Your task:
Reproduce the data below in full and exclude every picture.

Records for this exercise:
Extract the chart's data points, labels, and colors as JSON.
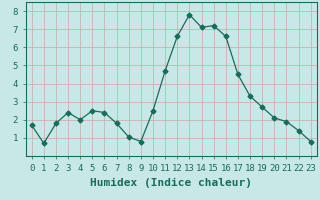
{
  "xlabel": "Humidex (Indice chaleur)",
  "x_values": [
    0,
    1,
    2,
    3,
    4,
    5,
    6,
    7,
    8,
    9,
    10,
    11,
    12,
    13,
    14,
    15,
    16,
    17,
    18,
    19,
    20,
    21,
    22,
    23
  ],
  "y_values": [
    1.7,
    0.7,
    1.8,
    2.4,
    2.0,
    2.5,
    2.4,
    1.8,
    1.05,
    0.8,
    2.5,
    4.7,
    6.6,
    7.8,
    7.1,
    7.2,
    6.6,
    4.5,
    3.3,
    2.7,
    2.1,
    1.9,
    1.4,
    0.8
  ],
  "line_color": "#1a6b5a",
  "marker": "D",
  "markersize": 2.5,
  "linewidth": 0.9,
  "bg_color": "#c8e8e8",
  "grid_color": "#c8a8a8",
  "plot_bg_color": "#c8e8e8",
  "ylim": [
    0,
    8.5
  ],
  "xlim": [
    -0.5,
    23.5
  ],
  "yticks": [
    1,
    2,
    3,
    4,
    5,
    6,
    7,
    8
  ],
  "xticks": [
    0,
    1,
    2,
    3,
    4,
    5,
    6,
    7,
    8,
    9,
    10,
    11,
    12,
    13,
    14,
    15,
    16,
    17,
    18,
    19,
    20,
    21,
    22,
    23
  ],
  "tick_fontsize": 6.5,
  "xlabel_fontsize": 8,
  "tick_color": "#1a6b5a",
  "xlabel_color": "#1a6b5a"
}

Full solution:
Extract the chart's data points, labels, and colors as JSON.
{
  "xlabel": "Humidex (Indice chaleur)",
  "x_values": [
    0,
    1,
    2,
    3,
    4,
    5,
    6,
    7,
    8,
    9,
    10,
    11,
    12,
    13,
    14,
    15,
    16,
    17,
    18,
    19,
    20,
    21,
    22,
    23
  ],
  "y_values": [
    1.7,
    0.7,
    1.8,
    2.4,
    2.0,
    2.5,
    2.4,
    1.8,
    1.05,
    0.8,
    2.5,
    4.7,
    6.6,
    7.8,
    7.1,
    7.2,
    6.6,
    4.5,
    3.3,
    2.7,
    2.1,
    1.9,
    1.4,
    0.8
  ],
  "line_color": "#1a6b5a",
  "marker": "D",
  "markersize": 2.5,
  "linewidth": 0.9,
  "bg_color": "#c8e8e8",
  "grid_color": "#c8a8a8",
  "plot_bg_color": "#c8e8e8",
  "ylim": [
    0,
    8.5
  ],
  "xlim": [
    -0.5,
    23.5
  ],
  "yticks": [
    1,
    2,
    3,
    4,
    5,
    6,
    7,
    8
  ],
  "xticks": [
    0,
    1,
    2,
    3,
    4,
    5,
    6,
    7,
    8,
    9,
    10,
    11,
    12,
    13,
    14,
    15,
    16,
    17,
    18,
    19,
    20,
    21,
    22,
    23
  ],
  "tick_fontsize": 6.5,
  "xlabel_fontsize": 8,
  "tick_color": "#1a6b5a",
  "xlabel_color": "#1a6b5a"
}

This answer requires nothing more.